#### Challenge:
Return the entries below verbatim. Pictures stay out.

#### Provided information:
------------------------------------------------------------------------

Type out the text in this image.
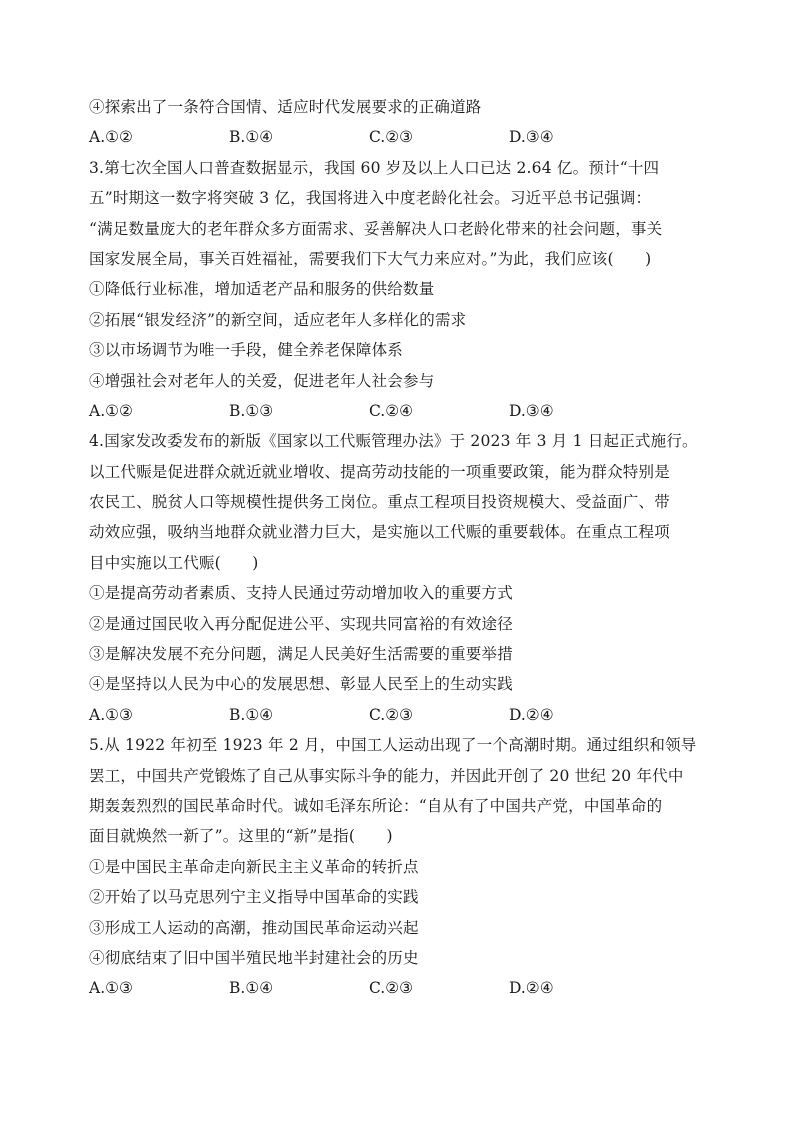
④探索出了一条符合国情、适应时代发展要求的正确道路
A.①②	B.①④	C.②③	D.③④
3.第七次全国人口普查数据显示，我国 60 岁及以上人口已达 2.64 亿。预计“十四
五”时期这一数字将突破 3 亿，我国将进入中度老龄化社会。习近平总书记强调：
“满足数量庞大的老年群众多方面需求、妥善解决人口老龄化带来的社会问题，事关
国家发展全局，事关百姓福祉，需要我们下大气力来应对。”为此，我们应该(　　)
①降低行业标准，增加适老产品和服务的供给数量
②拓展“银发经济”的新空间，适应老年人多样化的需求
③以市场调节为唯一手段，健全养老保障体系
④增强社会对老年人的关爱，促进老年人社会参与
A.①②	B.①③	C.②④	D.③④
4.国家发改委发布的新版《国家以工代赈管理办法》于 2023 年 3 月 1 日起正式施行。
以工代赈是促进群众就近就业增收、提高劳动技能的一项重要政策，能为群众特别是
农民工、脱贫人口等规模性提供务工岗位。重点工程项目投资规模大、受益面广、带
动效应强，吸纳当地群众就业潜力巨大，是实施以工代赈的重要载体。在重点工程项
目中实施以工代赈(　　)
①是提高劳动者素质、支持人民通过劳动增加收入的重要方式
②是通过国民收入再分配促进公平、实现共同富裕的有效途径
③是解决发展不充分问题，满足人民美好生活需要的重要举措
④是坚持以人民为中心的发展思想、彰显人民至上的生动实践
A.①③	B.①④	C.②③	D.②④
5.从 1922 年初至 1923 年 2 月，中国工人运动出现了一个高潮时期。通过组织和领导
罢工，中国共产党锻炼了自己从事实际斗争的能力，并因此开创了 20 世纪 20 年代中
期轰轰烈烈的国民革命时代。诚如毛泽东所论：“自从有了中国共产党，中国革命的
面目就焕然一新了”。这里的“新”是指(　　)
①是中国民主革命走向新民主主义革命的转折点
②开始了以马克思列宁主义指导中国革命的实践
③形成工人运动的高潮，推动国民革命运动兴起
④彻底结束了旧中国半殖民地半封建社会的历史
A.①③	B.①④	C.②③	D.②④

------------------------------------------------------------------------

#### Answer for this exercise:
Type out the text in this image.
④探索出了一条符合国情、适应时代发展要求的正确道路
A.①②	B.①④	C.②③	D.③④
3.第七次全国人口普查数据显示，我国 60 岁及以上人口已达 2.64 亿。预计“十四
五”时期这一数字将突破 3 亿，我国将进入中度老龄化社会。习近平总书记强调：
“满足数量庞大的老年群众多方面需求、妥善解决人口老龄化带来的社会问题，事关
国家发展全局，事关百姓福祉，需要我们下大气力来应对。”为此，我们应该(　　)
①降低行业标准，增加适老产品和服务的供给数量
②拓展“银发经济”的新空间，适应老年人多样化的需求
③以市场调节为唯一手段，健全养老保障体系
④增强社会对老年人的关爱，促进老年人社会参与
A.①②	B.①③	C.②④	D.③④
4.国家发改委发布的新版《国家以工代赈管理办法》于 2023 年 3 月 1 日起正式施行。
以工代赈是促进群众就近就业增收、提高劳动技能的一项重要政策，能为群众特别是
农民工、脱贫人口等规模性提供务工岗位。重点工程项目投资规模大、受益面广、带
动效应强，吸纳当地群众就业潜力巨大，是实施以工代赈的重要载体。在重点工程项
目中实施以工代赈(　　)
①是提高劳动者素质、支持人民通过劳动增加收入的重要方式
②是通过国民收入再分配促进公平、实现共同富裕的有效途径
③是解决发展不充分问题，满足人民美好生活需要的重要举措
④是坚持以人民为中心的发展思想、彰显人民至上的生动实践
A.①③	B.①④	C.②③	D.②④
5.从 1922 年初至 1923 年 2 月，中国工人运动出现了一个高潮时期。通过组织和领导
罢工，中国共产党锻炼了自己从事实际斗争的能力，并因此开创了 20 世纪 20 年代中
期轰轰烈烈的国民革命时代。诚如毛泽东所论：“自从有了中国共产党，中国革命的
面目就焕然一新了”。这里的“新”是指(　　)
①是中国民主革命走向新民主主义革命的转折点
②开始了以马克思列宁主义指导中国革命的实践
③形成工人运动的高潮，推动国民革命运动兴起
④彻底结束了旧中国半殖民地半封建社会的历史
A.①③	B.①④	C.②③	D.②④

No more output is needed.